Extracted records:
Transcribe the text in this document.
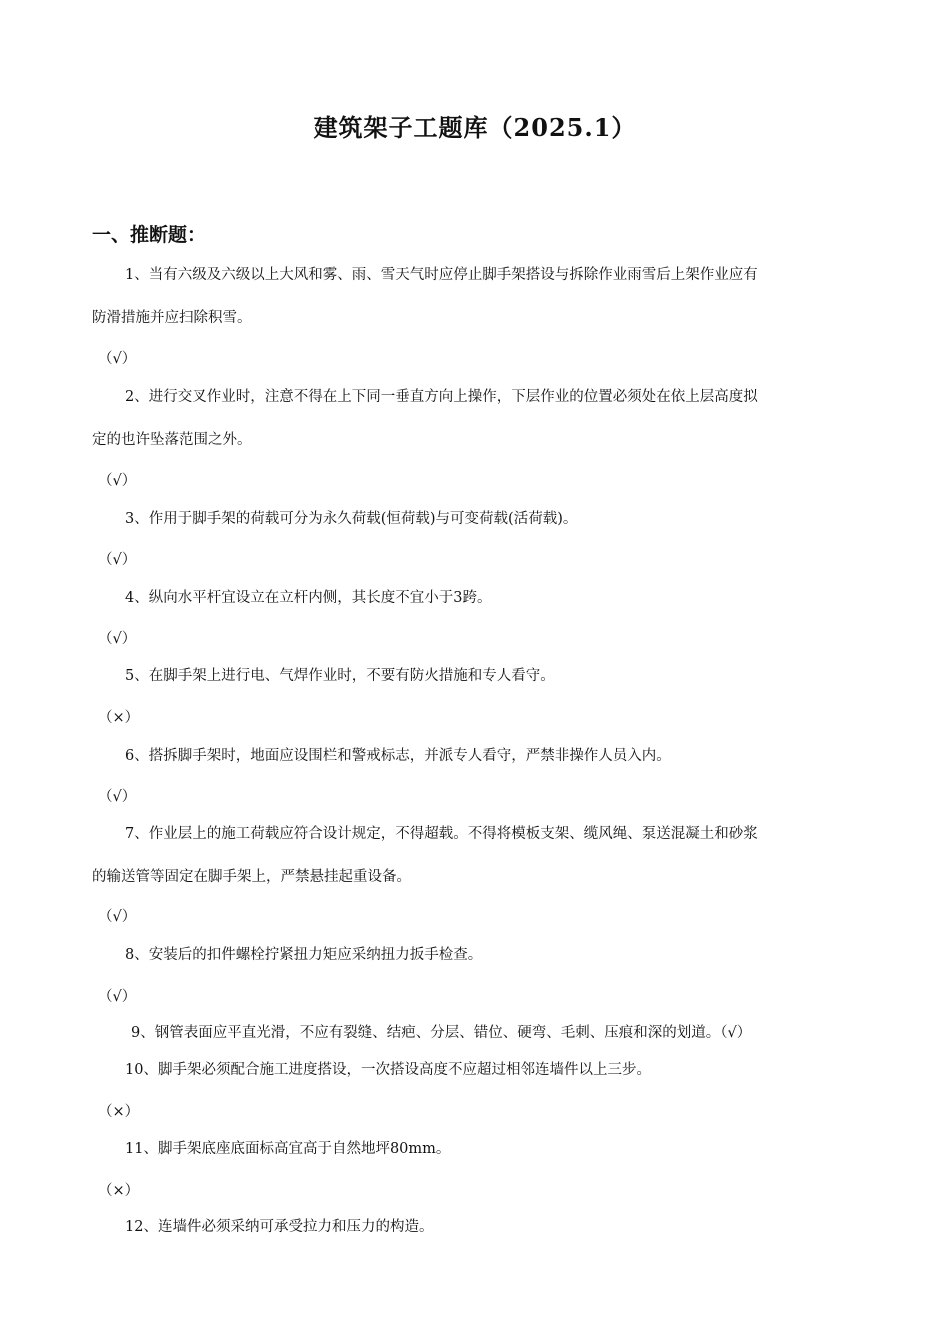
建筑架子工题库（2025.1）
一、推断题：
1、当有六级及六级以上大风和雾、雨、雪天气时应停止脚手架搭设与拆除作业雨雪后上架作业应有
防滑措施并应扫除积雪。
（√）
2、进行交叉作业时，注意不得在上下同一垂直方向上操作，下层作业的位置必须处在依上层高度拟
定的也许坠落范围之外。
（√）
3、作用于脚手架的荷载可分为永久荷载(恒荷载)与可变荷载(活荷载)。
（√）
4、纵向水平杆宜设立在立杆内侧，其长度不宜小于3跨。
（√）
5、在脚手架上进行电、气焊作业时，不要有防火措施和专人看守。
（×）
6、搭拆脚手架时，地面应设围栏和警戒标志，并派专人看守，严禁非操作人员入内。
（√）
7、作业层上的施工荷载应符合设计规定，不得超载。不得将模板支架、缆风绳、泵送混凝土和砂浆
的输送管等固定在脚手架上，严禁悬挂起重设备。
（√）
8、安装后的扣件螺栓拧紧扭力矩应采纳扭力扳手检查。
（√）
9、钢管表面应平直光滑，不应有裂缝、结疤、分层、错位、硬弯、毛刺、压痕和深的划道。（√）
10、脚手架必须配合施工进度搭设，一次搭设高度不应超过相邻连墙件以上三步。
（×）
11、脚手架底座底面标高宜高于自然地坪80mm。
（×）
12、连墙件必须采纳可承受拉力和压力的构造。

Required work:
Quote the records above in full, dropping each picture.

Solution to this problem:
Transcribe the text in this document.
建筑架子工题库（2025.1）
一、推断题：
1、当有六级及六级以上大风和雾、雨、雪天气时应停止脚手架搭设与拆除作业雨雪后上架作业应有
防滑措施并应扫除积雪。
（√）
2、进行交叉作业时，注意不得在上下同一垂直方向上操作，下层作业的位置必须处在依上层高度拟
定的也许坠落范围之外。
（√）
3、作用于脚手架的荷载可分为永久荷载(恒荷载)与可变荷载(活荷载)。
（√）
4、纵向水平杆宜设立在立杆内侧，其长度不宜小于3跨。
（√）
5、在脚手架上进行电、气焊作业时，不要有防火措施和专人看守。
（×）
6、搭拆脚手架时，地面应设围栏和警戒标志，并派专人看守，严禁非操作人员入内。
（√）
7、作业层上的施工荷载应符合设计规定，不得超载。不得将模板支架、缆风绳、泵送混凝土和砂浆
的输送管等固定在脚手架上，严禁悬挂起重设备。
（√）
8、安装后的扣件螺栓拧紧扭力矩应采纳扭力扳手检查。
（√）
9、钢管表面应平直光滑，不应有裂缝、结疤、分层、错位、硬弯、毛刺、压痕和深的划道。（√）
10、脚手架必须配合施工进度搭设，一次搭设高度不应超过相邻连墙件以上三步。
（×）
11、脚手架底座底面标高宜高于自然地坪80mm。
（×）
12、连墙件必须采纳可承受拉力和压力的构造。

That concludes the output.